* START Given data *
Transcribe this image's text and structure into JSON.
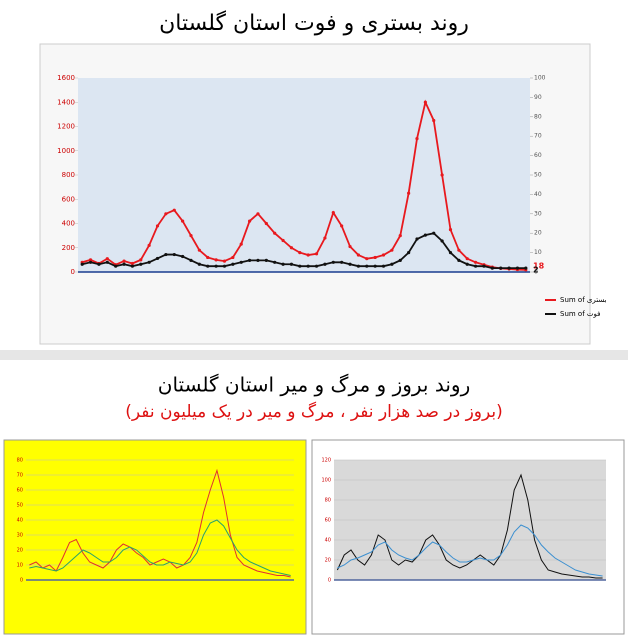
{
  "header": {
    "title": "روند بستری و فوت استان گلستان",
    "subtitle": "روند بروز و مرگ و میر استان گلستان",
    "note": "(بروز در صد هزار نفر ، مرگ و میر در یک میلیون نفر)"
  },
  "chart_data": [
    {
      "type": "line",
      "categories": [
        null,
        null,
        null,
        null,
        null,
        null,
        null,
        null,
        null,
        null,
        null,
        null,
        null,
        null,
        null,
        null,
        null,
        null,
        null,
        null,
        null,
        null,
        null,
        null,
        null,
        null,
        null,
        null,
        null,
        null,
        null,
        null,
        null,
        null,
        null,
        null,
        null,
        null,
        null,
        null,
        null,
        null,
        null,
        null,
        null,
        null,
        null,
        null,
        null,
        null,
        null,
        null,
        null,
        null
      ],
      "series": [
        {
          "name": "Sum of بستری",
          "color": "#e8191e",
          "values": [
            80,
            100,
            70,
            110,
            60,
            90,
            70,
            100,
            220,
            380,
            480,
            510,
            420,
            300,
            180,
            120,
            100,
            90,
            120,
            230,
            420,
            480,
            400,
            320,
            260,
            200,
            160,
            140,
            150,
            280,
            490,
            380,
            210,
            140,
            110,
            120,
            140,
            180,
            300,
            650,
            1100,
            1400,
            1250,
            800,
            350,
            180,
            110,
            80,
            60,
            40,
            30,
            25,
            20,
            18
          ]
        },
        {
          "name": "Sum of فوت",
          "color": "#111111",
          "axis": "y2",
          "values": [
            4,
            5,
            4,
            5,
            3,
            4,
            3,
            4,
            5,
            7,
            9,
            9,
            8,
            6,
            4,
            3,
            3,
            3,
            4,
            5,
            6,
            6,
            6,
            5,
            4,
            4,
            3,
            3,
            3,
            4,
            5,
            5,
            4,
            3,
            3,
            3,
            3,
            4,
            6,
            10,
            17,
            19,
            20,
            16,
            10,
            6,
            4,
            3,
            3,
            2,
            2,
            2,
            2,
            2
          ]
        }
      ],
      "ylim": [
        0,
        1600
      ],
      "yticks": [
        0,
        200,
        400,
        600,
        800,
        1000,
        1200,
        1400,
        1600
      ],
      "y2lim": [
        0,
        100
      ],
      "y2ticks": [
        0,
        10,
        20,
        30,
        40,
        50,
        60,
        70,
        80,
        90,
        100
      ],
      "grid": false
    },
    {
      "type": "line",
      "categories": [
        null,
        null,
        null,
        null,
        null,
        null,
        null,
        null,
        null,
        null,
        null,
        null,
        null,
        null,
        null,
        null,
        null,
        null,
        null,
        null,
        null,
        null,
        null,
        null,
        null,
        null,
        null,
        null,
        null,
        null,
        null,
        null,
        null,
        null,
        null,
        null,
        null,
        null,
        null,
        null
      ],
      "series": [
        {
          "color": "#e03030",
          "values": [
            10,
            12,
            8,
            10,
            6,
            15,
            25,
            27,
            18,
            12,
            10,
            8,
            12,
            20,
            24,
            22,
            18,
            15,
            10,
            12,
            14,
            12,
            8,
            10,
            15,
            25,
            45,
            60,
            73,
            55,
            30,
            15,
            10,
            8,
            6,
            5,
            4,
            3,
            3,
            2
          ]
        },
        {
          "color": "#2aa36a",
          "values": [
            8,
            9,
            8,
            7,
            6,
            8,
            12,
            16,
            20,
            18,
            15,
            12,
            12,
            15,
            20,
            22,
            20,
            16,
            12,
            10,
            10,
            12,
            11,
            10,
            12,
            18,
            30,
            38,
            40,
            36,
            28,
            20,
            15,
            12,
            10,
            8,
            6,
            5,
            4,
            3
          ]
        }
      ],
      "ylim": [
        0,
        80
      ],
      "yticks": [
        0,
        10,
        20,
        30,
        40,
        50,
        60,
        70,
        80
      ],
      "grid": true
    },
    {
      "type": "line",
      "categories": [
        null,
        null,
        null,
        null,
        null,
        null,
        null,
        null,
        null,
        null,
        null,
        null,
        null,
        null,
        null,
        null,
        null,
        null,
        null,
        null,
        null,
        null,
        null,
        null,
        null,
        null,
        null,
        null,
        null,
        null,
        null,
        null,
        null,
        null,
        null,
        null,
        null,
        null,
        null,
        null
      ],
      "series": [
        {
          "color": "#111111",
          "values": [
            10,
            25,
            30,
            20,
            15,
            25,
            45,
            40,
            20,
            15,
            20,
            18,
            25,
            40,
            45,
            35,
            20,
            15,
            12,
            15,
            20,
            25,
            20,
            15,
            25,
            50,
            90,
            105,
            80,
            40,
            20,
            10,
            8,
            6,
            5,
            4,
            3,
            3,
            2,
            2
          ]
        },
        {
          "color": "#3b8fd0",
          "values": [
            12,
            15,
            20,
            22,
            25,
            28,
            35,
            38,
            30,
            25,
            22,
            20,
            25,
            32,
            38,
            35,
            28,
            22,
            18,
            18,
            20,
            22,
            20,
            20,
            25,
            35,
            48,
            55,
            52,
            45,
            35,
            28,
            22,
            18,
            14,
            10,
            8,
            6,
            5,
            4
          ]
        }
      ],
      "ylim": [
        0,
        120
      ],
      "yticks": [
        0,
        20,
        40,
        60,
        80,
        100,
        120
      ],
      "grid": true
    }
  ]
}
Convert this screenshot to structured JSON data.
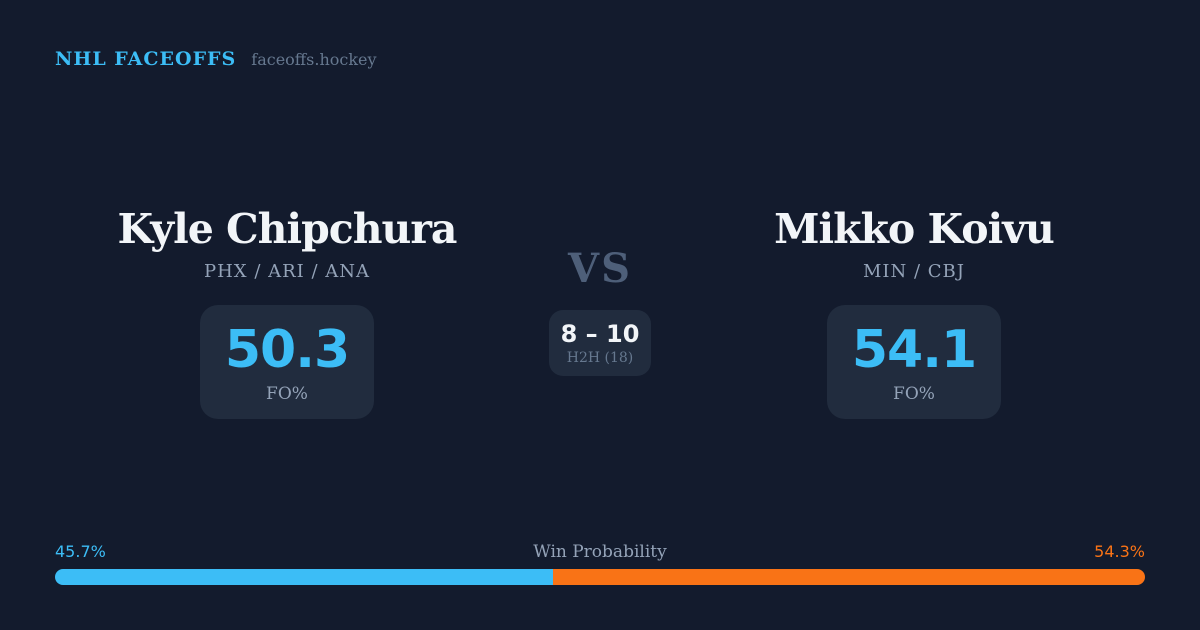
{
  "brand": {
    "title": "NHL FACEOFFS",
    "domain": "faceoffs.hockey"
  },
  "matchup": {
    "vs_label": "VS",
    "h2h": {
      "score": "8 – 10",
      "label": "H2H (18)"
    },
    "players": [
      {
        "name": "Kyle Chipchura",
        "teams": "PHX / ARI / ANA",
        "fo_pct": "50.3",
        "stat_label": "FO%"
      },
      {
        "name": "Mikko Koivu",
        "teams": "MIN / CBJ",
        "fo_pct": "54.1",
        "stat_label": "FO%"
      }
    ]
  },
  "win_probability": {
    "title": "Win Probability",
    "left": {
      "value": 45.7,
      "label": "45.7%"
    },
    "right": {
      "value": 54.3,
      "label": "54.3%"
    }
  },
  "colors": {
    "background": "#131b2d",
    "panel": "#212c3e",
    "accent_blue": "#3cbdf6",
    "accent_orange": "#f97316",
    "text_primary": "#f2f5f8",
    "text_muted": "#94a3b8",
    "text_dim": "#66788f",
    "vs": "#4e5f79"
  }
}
* END Given data *
Exercise objective: Go through the listing above and write it out again exactly, dropping the pictures.

Result of the task:
Transcribe this image's text and structure into JSON.
{
  "header": {
    "title": "روند بستری و فوت استان گلستان",
    "subtitle": "روند بروز و مرگ و میر استان گلستان",
    "note": "(بروز در صد هزار نفر ، مرگ و میر در یک میلیون نفر)"
  },
  "chart_data": [
    {
      "type": "line",
      "categories": [
        null,
        null,
        null,
        null,
        null,
        null,
        null,
        null,
        null,
        null,
        null,
        null,
        null,
        null,
        null,
        null,
        null,
        null,
        null,
        null,
        null,
        null,
        null,
        null,
        null,
        null,
        null,
        null,
        null,
        null,
        null,
        null,
        null,
        null,
        null,
        null,
        null,
        null,
        null,
        null,
        null,
        null,
        null,
        null,
        null,
        null,
        null,
        null,
        null,
        null,
        null,
        null,
        null,
        null
      ],
      "series": [
        {
          "name": "Sum of بستری",
          "color": "#e8191e",
          "values": [
            80,
            100,
            70,
            110,
            60,
            90,
            70,
            100,
            220,
            380,
            480,
            510,
            420,
            300,
            180,
            120,
            100,
            90,
            120,
            230,
            420,
            480,
            400,
            320,
            260,
            200,
            160,
            140,
            150,
            280,
            490,
            380,
            210,
            140,
            110,
            120,
            140,
            180,
            300,
            650,
            1100,
            1400,
            1250,
            800,
            350,
            180,
            110,
            80,
            60,
            40,
            30,
            25,
            20,
            18
          ]
        },
        {
          "name": "Sum of فوت",
          "color": "#111111",
          "axis": "y2",
          "values": [
            4,
            5,
            4,
            5,
            3,
            4,
            3,
            4,
            5,
            7,
            9,
            9,
            8,
            6,
            4,
            3,
            3,
            3,
            4,
            5,
            6,
            6,
            6,
            5,
            4,
            4,
            3,
            3,
            3,
            4,
            5,
            5,
            4,
            3,
            3,
            3,
            3,
            4,
            6,
            10,
            17,
            19,
            20,
            16,
            10,
            6,
            4,
            3,
            3,
            2,
            2,
            2,
            2,
            2
          ]
        }
      ],
      "ylim": [
        0,
        1600
      ],
      "yticks": [
        0,
        200,
        400,
        600,
        800,
        1000,
        1200,
        1400,
        1600
      ],
      "y2lim": [
        0,
        100
      ],
      "y2ticks": [
        0,
        10,
        20,
        30,
        40,
        50,
        60,
        70,
        80,
        90,
        100
      ],
      "grid": false
    },
    {
      "type": "line",
      "categories": [
        null,
        null,
        null,
        null,
        null,
        null,
        null,
        null,
        null,
        null,
        null,
        null,
        null,
        null,
        null,
        null,
        null,
        null,
        null,
        null,
        null,
        null,
        null,
        null,
        null,
        null,
        null,
        null,
        null,
        null,
        null,
        null,
        null,
        null,
        null,
        null,
        null,
        null,
        null,
        null
      ],
      "series": [
        {
          "color": "#e03030",
          "values": [
            10,
            12,
            8,
            10,
            6,
            15,
            25,
            27,
            18,
            12,
            10,
            8,
            12,
            20,
            24,
            22,
            18,
            15,
            10,
            12,
            14,
            12,
            8,
            10,
            15,
            25,
            45,
            60,
            73,
            55,
            30,
            15,
            10,
            8,
            6,
            5,
            4,
            3,
            3,
            2
          ]
        },
        {
          "color": "#2aa36a",
          "values": [
            8,
            9,
            8,
            7,
            6,
            8,
            12,
            16,
            20,
            18,
            15,
            12,
            12,
            15,
            20,
            22,
            20,
            16,
            12,
            10,
            10,
            12,
            11,
            10,
            12,
            18,
            30,
            38,
            40,
            36,
            28,
            20,
            15,
            12,
            10,
            8,
            6,
            5,
            4,
            3
          ]
        }
      ],
      "ylim": [
        0,
        80
      ],
      "yticks": [
        0,
        10,
        20,
        30,
        40,
        50,
        60,
        70,
        80
      ],
      "grid": true
    },
    {
      "type": "line",
      "categories": [
        null,
        null,
        null,
        null,
        null,
        null,
        null,
        null,
        null,
        null,
        null,
        null,
        null,
        null,
        null,
        null,
        null,
        null,
        null,
        null,
        null,
        null,
        null,
        null,
        null,
        null,
        null,
        null,
        null,
        null,
        null,
        null,
        null,
        null,
        null,
        null,
        null,
        null,
        null,
        null
      ],
      "series": [
        {
          "color": "#111111",
          "values": [
            10,
            25,
            30,
            20,
            15,
            25,
            45,
            40,
            20,
            15,
            20,
            18,
            25,
            40,
            45,
            35,
            20,
            15,
            12,
            15,
            20,
            25,
            20,
            15,
            25,
            50,
            90,
            105,
            80,
            40,
            20,
            10,
            8,
            6,
            5,
            4,
            3,
            3,
            2,
            2
          ]
        },
        {
          "color": "#3b8fd0",
          "values": [
            12,
            15,
            20,
            22,
            25,
            28,
            35,
            38,
            30,
            25,
            22,
            20,
            25,
            32,
            38,
            35,
            28,
            22,
            18,
            18,
            20,
            22,
            20,
            20,
            25,
            35,
            48,
            55,
            52,
            45,
            35,
            28,
            22,
            18,
            14,
            10,
            8,
            6,
            5,
            4
          ]
        }
      ],
      "ylim": [
        0,
        120
      ],
      "yticks": [
        0,
        20,
        40,
        60,
        80,
        100,
        120
      ],
      "grid": true
    }
  ]
}
Convert this screenshot to structured JSON data.
{
  "brand": {
    "title": "NHL FACEOFFS",
    "domain": "faceoffs.hockey"
  },
  "matchup": {
    "vs_label": "VS",
    "h2h": {
      "score": "8 – 10",
      "label": "H2H (18)"
    },
    "players": [
      {
        "name": "Kyle Chipchura",
        "teams": "PHX / ARI / ANA",
        "fo_pct": "50.3",
        "stat_label": "FO%"
      },
      {
        "name": "Mikko Koivu",
        "teams": "MIN / CBJ",
        "fo_pct": "54.1",
        "stat_label": "FO%"
      }
    ]
  },
  "win_probability": {
    "title": "Win Probability",
    "left": {
      "value": 45.7,
      "label": "45.7%"
    },
    "right": {
      "value": 54.3,
      "label": "54.3%"
    }
  },
  "colors": {
    "background": "#131b2d",
    "panel": "#212c3e",
    "accent_blue": "#3cbdf6",
    "accent_orange": "#f97316",
    "text_primary": "#f2f5f8",
    "text_muted": "#94a3b8",
    "text_dim": "#66788f",
    "vs": "#4e5f79"
  }
}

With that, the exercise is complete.